Instructions for the task
What follows is a set of records; restate each one word for word and drop the pictures.

Record extracts
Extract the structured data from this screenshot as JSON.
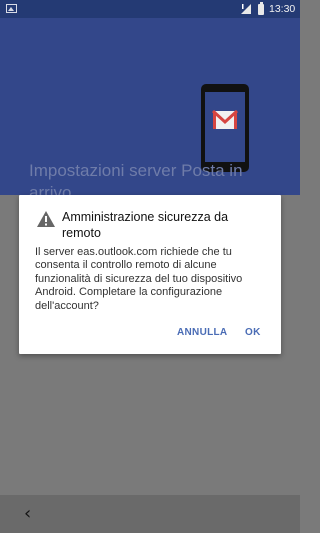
{
  "status_bar": {
    "time": "13:30",
    "icons": [
      "image-icon",
      "signal-icon",
      "battery-icon"
    ]
  },
  "header": {
    "title_line1": "Impostazioni server Posta in",
    "title_line2": "arrivo",
    "illustration": "gmail-phone-icon"
  },
  "dialog": {
    "icon": "warning-icon",
    "title": "Amministrazione sicurezza da remoto",
    "message": "Il server eas.outlook.com richiede che tu consenta il controllo remoto di alcune funzionalità di sicurezza del tuo dispositivo Android. Completare la configurazione dell'account?",
    "cancel_label": "ANNULLA",
    "ok_label": "OK"
  },
  "nav_bar": {
    "back_icon": "back-chevron-icon"
  },
  "colors": {
    "header": "#33478a",
    "status_bar": "#243a74",
    "accent": "#4a6cb5",
    "scrim": "#7a7a7a"
  }
}
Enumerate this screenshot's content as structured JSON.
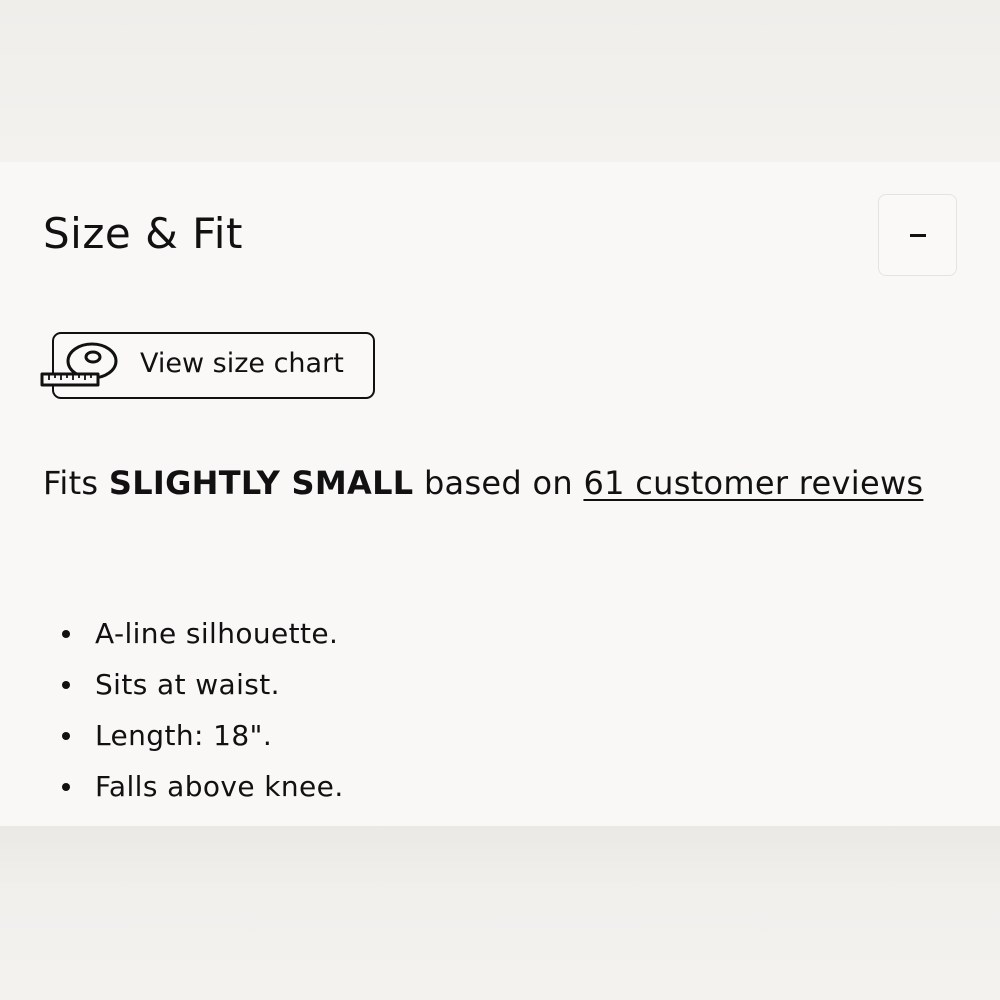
{
  "section": {
    "title": "Size & Fit",
    "toggle_label": "-"
  },
  "size_chart": {
    "label": "View size chart",
    "icon": "measuring-tape-icon"
  },
  "fit": {
    "prefix": "Fits",
    "rating": "SLIGHTLY SMALL",
    "middle": "based on",
    "reviews_link": "61 customer reviews"
  },
  "details": [
    "A-line silhouette.",
    "Sits at waist.",
    "Length: 18\".",
    "Falls above knee."
  ]
}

The answer
Extract the structured data from this screenshot as JSON.
{
  "status_bar": {
    "time": "13:30",
    "icons": [
      "image-icon",
      "signal-icon",
      "battery-icon"
    ]
  },
  "header": {
    "title_line1": "Impostazioni server Posta in",
    "title_line2": "arrivo",
    "illustration": "gmail-phone-icon"
  },
  "dialog": {
    "icon": "warning-icon",
    "title": "Amministrazione sicurezza da remoto",
    "message": "Il server eas.outlook.com richiede che tu consenta il controllo remoto di alcune funzionalità di sicurezza del tuo dispositivo Android. Completare la configurazione dell'account?",
    "cancel_label": "ANNULLA",
    "ok_label": "OK"
  },
  "nav_bar": {
    "back_icon": "back-chevron-icon"
  },
  "colors": {
    "header": "#33478a",
    "status_bar": "#243a74",
    "accent": "#4a6cb5",
    "scrim": "#7a7a7a"
  }
}
Enumerate this screenshot's content as structured JSON.
{
  "section": {
    "title": "Size & Fit",
    "toggle_label": "-"
  },
  "size_chart": {
    "label": "View size chart",
    "icon": "measuring-tape-icon"
  },
  "fit": {
    "prefix": "Fits",
    "rating": "SLIGHTLY SMALL",
    "middle": "based on",
    "reviews_link": "61 customer reviews"
  },
  "details": [
    "A-line silhouette.",
    "Sits at waist.",
    "Length: 18\".",
    "Falls above knee."
  ]
}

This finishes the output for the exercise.